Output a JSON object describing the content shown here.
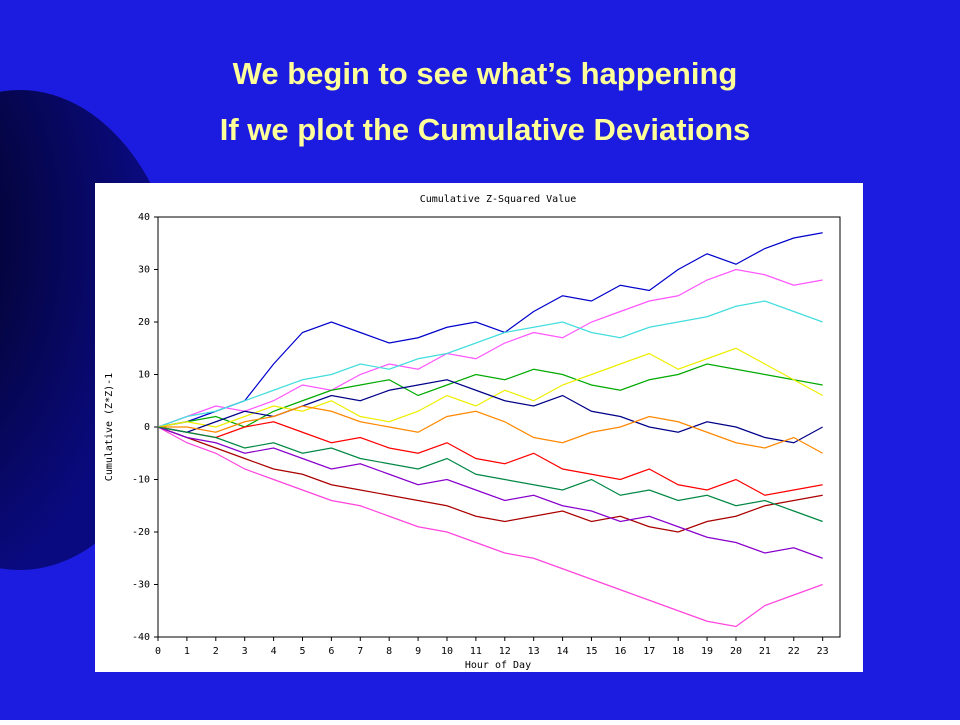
{
  "slide": {
    "title": [
      "We begin to see what’s happening",
      "If we plot the Cumulative Deviations"
    ]
  },
  "chart_data": {
    "type": "line",
    "title": "Cumulative Z-Squared Value",
    "x_label": "Hour of Day",
    "y_label": "Cumulative (Z*Z)-1",
    "x": [
      0,
      1,
      2,
      3,
      4,
      5,
      6,
      7,
      8,
      9,
      10,
      11,
      12,
      13,
      14,
      15,
      16,
      17,
      18,
      19,
      20,
      21,
      22,
      23
    ],
    "xlim": [
      0,
      23.6
    ],
    "xticks": [
      0,
      1,
      2,
      3,
      4,
      5,
      6,
      7,
      8,
      9,
      10,
      11,
      12,
      13,
      14,
      15,
      16,
      17,
      18,
      19,
      20,
      21,
      22,
      23
    ],
    "ylim": [
      -40,
      40
    ],
    "yticks": [
      -40,
      -30,
      -20,
      -10,
      0,
      10,
      20,
      30,
      40
    ],
    "series": [
      {
        "color": "#0000cc",
        "values": [
          0,
          1,
          3,
          5,
          12,
          18,
          20,
          18,
          16,
          17,
          19,
          20,
          18,
          22,
          25,
          24,
          27,
          26,
          30,
          33,
          31,
          34,
          36,
          37
        ]
      },
      {
        "color": "#ff55ff",
        "values": [
          0,
          2,
          4,
          3,
          5,
          8,
          7,
          10,
          12,
          11,
          14,
          13,
          16,
          18,
          17,
          20,
          22,
          24,
          25,
          28,
          30,
          29,
          27,
          28
        ]
      },
      {
        "color": "#ff44dd",
        "values": [
          0,
          -3,
          -5,
          -8,
          -10,
          -12,
          -14,
          -15,
          -17,
          -19,
          -20,
          -22,
          -24,
          -25,
          -27,
          -29,
          -31,
          -33,
          -35,
          -37,
          -38,
          -34,
          -32,
          -30
        ]
      },
      {
        "color": "#aa0000",
        "values": [
          0,
          -2,
          -4,
          -6,
          -8,
          -9,
          -11,
          -12,
          -13,
          -14,
          -15,
          -17,
          -18,
          -17,
          -16,
          -18,
          -17,
          -19,
          -20,
          -18,
          -17,
          -15,
          -14,
          -13
        ]
      },
      {
        "color": "#00aa00",
        "values": [
          0,
          1,
          2,
          0,
          3,
          5,
          7,
          8,
          9,
          6,
          8,
          10,
          9,
          11,
          10,
          8,
          7,
          9,
          10,
          12,
          11,
          10,
          9,
          8
        ]
      },
      {
        "color": "#44dddd",
        "values": [
          0,
          2,
          3,
          5,
          7,
          9,
          10,
          12,
          11,
          13,
          14,
          16,
          18,
          19,
          20,
          18,
          17,
          19,
          20,
          21,
          23,
          24,
          22,
          20
        ]
      },
      {
        "color": "#ff0000",
        "values": [
          0,
          -1,
          -2,
          0,
          1,
          -1,
          -3,
          -2,
          -4,
          -5,
          -3,
          -6,
          -7,
          -5,
          -8,
          -9,
          -10,
          -8,
          -11,
          -12,
          -10,
          -13,
          -12,
          -11
        ]
      },
      {
        "color": "#eeee00",
        "values": [
          0,
          1,
          0,
          2,
          4,
          3,
          5,
          2,
          1,
          3,
          6,
          4,
          7,
          5,
          8,
          10,
          12,
          14,
          11,
          13,
          15,
          12,
          9,
          6
        ]
      },
      {
        "color": "#000088",
        "values": [
          0,
          -1,
          1,
          3,
          2,
          4,
          6,
          5,
          7,
          8,
          9,
          7,
          5,
          4,
          6,
          3,
          2,
          0,
          -1,
          1,
          0,
          -2,
          -3,
          0
        ]
      },
      {
        "color": "#8800cc",
        "values": [
          0,
          -2,
          -3,
          -5,
          -4,
          -6,
          -8,
          -7,
          -9,
          -11,
          -10,
          -12,
          -14,
          -13,
          -15,
          -16,
          -18,
          -17,
          -19,
          -21,
          -22,
          -24,
          -23,
          -25
        ]
      },
      {
        "color": "#ff8800",
        "values": [
          0,
          0,
          -1,
          1,
          2,
          4,
          3,
          1,
          0,
          -1,
          2,
          3,
          1,
          -2,
          -3,
          -1,
          0,
          2,
          1,
          -1,
          -3,
          -4,
          -2,
          -5
        ]
      },
      {
        "color": "#008844",
        "values": [
          0,
          -1,
          -2,
          -4,
          -3,
          -5,
          -4,
          -6,
          -7,
          -8,
          -6,
          -9,
          -10,
          -11,
          -12,
          -10,
          -13,
          -12,
          -14,
          -13,
          -15,
          -14,
          -16,
          -18
        ]
      }
    ]
  }
}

The problem: Repeat the records above exactly, leaving out the pictures.

Written response:
Output a JSON object describing the content shown here.
{
  "slide": {
    "title": [
      "We begin to see what’s happening",
      "If we plot the Cumulative Deviations"
    ]
  },
  "chart_data": {
    "type": "line",
    "title": "Cumulative Z-Squared Value",
    "x_label": "Hour of Day",
    "y_label": "Cumulative (Z*Z)-1",
    "x": [
      0,
      1,
      2,
      3,
      4,
      5,
      6,
      7,
      8,
      9,
      10,
      11,
      12,
      13,
      14,
      15,
      16,
      17,
      18,
      19,
      20,
      21,
      22,
      23
    ],
    "xlim": [
      0,
      23.6
    ],
    "xticks": [
      0,
      1,
      2,
      3,
      4,
      5,
      6,
      7,
      8,
      9,
      10,
      11,
      12,
      13,
      14,
      15,
      16,
      17,
      18,
      19,
      20,
      21,
      22,
      23
    ],
    "ylim": [
      -40,
      40
    ],
    "yticks": [
      -40,
      -30,
      -20,
      -10,
      0,
      10,
      20,
      30,
      40
    ],
    "series": [
      {
        "color": "#0000cc",
        "values": [
          0,
          1,
          3,
          5,
          12,
          18,
          20,
          18,
          16,
          17,
          19,
          20,
          18,
          22,
          25,
          24,
          27,
          26,
          30,
          33,
          31,
          34,
          36,
          37
        ]
      },
      {
        "color": "#ff55ff",
        "values": [
          0,
          2,
          4,
          3,
          5,
          8,
          7,
          10,
          12,
          11,
          14,
          13,
          16,
          18,
          17,
          20,
          22,
          24,
          25,
          28,
          30,
          29,
          27,
          28
        ]
      },
      {
        "color": "#ff44dd",
        "values": [
          0,
          -3,
          -5,
          -8,
          -10,
          -12,
          -14,
          -15,
          -17,
          -19,
          -20,
          -22,
          -24,
          -25,
          -27,
          -29,
          -31,
          -33,
          -35,
          -37,
          -38,
          -34,
          -32,
          -30
        ]
      },
      {
        "color": "#aa0000",
        "values": [
          0,
          -2,
          -4,
          -6,
          -8,
          -9,
          -11,
          -12,
          -13,
          -14,
          -15,
          -17,
          -18,
          -17,
          -16,
          -18,
          -17,
          -19,
          -20,
          -18,
          -17,
          -15,
          -14,
          -13
        ]
      },
      {
        "color": "#00aa00",
        "values": [
          0,
          1,
          2,
          0,
          3,
          5,
          7,
          8,
          9,
          6,
          8,
          10,
          9,
          11,
          10,
          8,
          7,
          9,
          10,
          12,
          11,
          10,
          9,
          8
        ]
      },
      {
        "color": "#44dddd",
        "values": [
          0,
          2,
          3,
          5,
          7,
          9,
          10,
          12,
          11,
          13,
          14,
          16,
          18,
          19,
          20,
          18,
          17,
          19,
          20,
          21,
          23,
          24,
          22,
          20
        ]
      },
      {
        "color": "#ff0000",
        "values": [
          0,
          -1,
          -2,
          0,
          1,
          -1,
          -3,
          -2,
          -4,
          -5,
          -3,
          -6,
          -7,
          -5,
          -8,
          -9,
          -10,
          -8,
          -11,
          -12,
          -10,
          -13,
          -12,
          -11
        ]
      },
      {
        "color": "#eeee00",
        "values": [
          0,
          1,
          0,
          2,
          4,
          3,
          5,
          2,
          1,
          3,
          6,
          4,
          7,
          5,
          8,
          10,
          12,
          14,
          11,
          13,
          15,
          12,
          9,
          6
        ]
      },
      {
        "color": "#000088",
        "values": [
          0,
          -1,
          1,
          3,
          2,
          4,
          6,
          5,
          7,
          8,
          9,
          7,
          5,
          4,
          6,
          3,
          2,
          0,
          -1,
          1,
          0,
          -2,
          -3,
          0
        ]
      },
      {
        "color": "#8800cc",
        "values": [
          0,
          -2,
          -3,
          -5,
          -4,
          -6,
          -8,
          -7,
          -9,
          -11,
          -10,
          -12,
          -14,
          -13,
          -15,
          -16,
          -18,
          -17,
          -19,
          -21,
          -22,
          -24,
          -23,
          -25
        ]
      },
      {
        "color": "#ff8800",
        "values": [
          0,
          0,
          -1,
          1,
          2,
          4,
          3,
          1,
          0,
          -1,
          2,
          3,
          1,
          -2,
          -3,
          -1,
          0,
          2,
          1,
          -1,
          -3,
          -4,
          -2,
          -5
        ]
      },
      {
        "color": "#008844",
        "values": [
          0,
          -1,
          -2,
          -4,
          -3,
          -5,
          -4,
          -6,
          -7,
          -8,
          -6,
          -9,
          -10,
          -11,
          -12,
          -10,
          -13,
          -12,
          -14,
          -13,
          -15,
          -14,
          -16,
          -18
        ]
      }
    ]
  }
}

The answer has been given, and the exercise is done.